** Set exercise **
Repeat each record below exactly as given.

— BEGIN Record set —

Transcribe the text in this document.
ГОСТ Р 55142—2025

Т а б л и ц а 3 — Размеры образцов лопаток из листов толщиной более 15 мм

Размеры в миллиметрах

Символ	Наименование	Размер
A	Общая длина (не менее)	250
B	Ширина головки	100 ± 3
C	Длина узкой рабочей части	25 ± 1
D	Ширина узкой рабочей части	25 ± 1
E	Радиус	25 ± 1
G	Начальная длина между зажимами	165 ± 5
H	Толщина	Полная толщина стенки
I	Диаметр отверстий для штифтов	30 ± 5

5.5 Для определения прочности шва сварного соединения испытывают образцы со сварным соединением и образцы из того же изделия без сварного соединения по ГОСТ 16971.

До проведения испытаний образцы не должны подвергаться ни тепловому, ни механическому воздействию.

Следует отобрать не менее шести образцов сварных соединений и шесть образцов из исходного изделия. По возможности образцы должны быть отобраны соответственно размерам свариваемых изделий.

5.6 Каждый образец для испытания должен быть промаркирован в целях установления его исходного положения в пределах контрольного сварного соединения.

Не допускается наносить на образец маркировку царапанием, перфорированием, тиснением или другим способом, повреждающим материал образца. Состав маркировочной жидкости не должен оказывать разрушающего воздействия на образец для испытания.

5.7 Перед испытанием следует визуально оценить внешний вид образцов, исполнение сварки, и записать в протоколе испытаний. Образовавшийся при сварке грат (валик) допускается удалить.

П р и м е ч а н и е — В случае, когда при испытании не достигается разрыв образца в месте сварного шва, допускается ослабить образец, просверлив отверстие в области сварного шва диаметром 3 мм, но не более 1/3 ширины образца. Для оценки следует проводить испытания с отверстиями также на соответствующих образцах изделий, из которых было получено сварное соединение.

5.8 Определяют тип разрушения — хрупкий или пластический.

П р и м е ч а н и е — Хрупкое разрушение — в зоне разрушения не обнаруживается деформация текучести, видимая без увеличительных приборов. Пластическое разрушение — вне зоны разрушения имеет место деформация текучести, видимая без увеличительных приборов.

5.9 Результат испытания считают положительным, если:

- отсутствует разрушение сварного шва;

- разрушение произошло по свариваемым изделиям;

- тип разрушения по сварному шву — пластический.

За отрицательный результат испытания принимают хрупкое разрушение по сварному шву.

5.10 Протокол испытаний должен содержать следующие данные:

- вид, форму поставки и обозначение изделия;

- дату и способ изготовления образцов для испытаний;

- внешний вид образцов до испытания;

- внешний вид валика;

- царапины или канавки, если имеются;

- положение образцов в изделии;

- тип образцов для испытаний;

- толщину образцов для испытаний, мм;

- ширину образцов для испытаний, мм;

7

— END Record set —

** Task response **
Transcribe the text in this document.
ГОСТ Р 55142—2025

Т а б л и ц а 3 — Размеры образцов лопаток из листов толщиной более 15 мм

Размеры в миллиметрах

Символ	Наименование	Размер
A	Общая длина (не менее)	250
B	Ширина головки	100 ± 3
C	Длина узкой рабочей части	25 ± 1
D	Ширина узкой рабочей части	25 ± 1
E	Радиус	25 ± 1
G	Начальная длина между зажимами	165 ± 5
H	Толщина	Полная толщина стенки
I	Диаметр отверстий для штифтов	30 ± 5

5.5 Для определения прочности шва сварного соединения испытывают образцы со сварным соединением и образцы из того же изделия без сварного соединения по ГОСТ 16971.

До проведения испытаний образцы не должны подвергаться ни тепловому, ни механическому воздействию.

Следует отобрать не менее шести образцов сварных соединений и шесть образцов из исходного изделия. По возможности образцы должны быть отобраны соответственно размерам свариваемых изделий.

5.6 Каждый образец для испытания должен быть промаркирован в целях установления его исходного положения в пределах контрольного сварного соединения.

Не допускается наносить на образец маркировку царапанием, перфорированием, тиснением или другим способом, повреждающим материал образца. Состав маркировочной жидкости не должен оказывать разрушающего воздействия на образец для испытания.

5.7 Перед испытанием следует визуально оценить внешний вид образцов, исполнение сварки, и записать в протоколе испытаний. Образовавшийся при сварке грат (валик) допускается удалить.

П р и м е ч а н и е — В случае, когда при испытании не достигается разрыв образца в месте сварного шва, допускается ослабить образец, просверлив отверстие в области сварного шва диаметром 3 мм, но не более 1/3 ширины образца. Для оценки следует проводить испытания с отверстиями также на соответствующих образцах изделий, из которых было получено сварное соединение.

5.8 Определяют тип разрушения — хрупкий или пластический.

П р и м е ч а н и е — Хрупкое разрушение — в зоне разрушения не обнаруживается деформация текучести, видимая без увеличительных приборов. Пластическое разрушение — вне зоны разрушения имеет место деформация текучести, видимая без увеличительных приборов.

5.9 Результат испытания считают положительным, если:

- отсутствует разрушение сварного шва;

- разрушение произошло по свариваемым изделиям;

- тип разрушения по сварному шву — пластический.

За отрицательный результат испытания принимают хрупкое разрушение по сварному шву.

5.10 Протокол испытаний должен содержать следующие данные:

- вид, форму поставки и обозначение изделия;

- дату и способ изготовления образцов для испытаний;

- внешний вид образцов до испытания;

- внешний вид валика;

- царапины или канавки, если имеются;

- положение образцов в изделии;

- тип образцов для испытаний;

- толщину образцов для испытаний, мм;

- ширину образцов для испытаний, мм;

7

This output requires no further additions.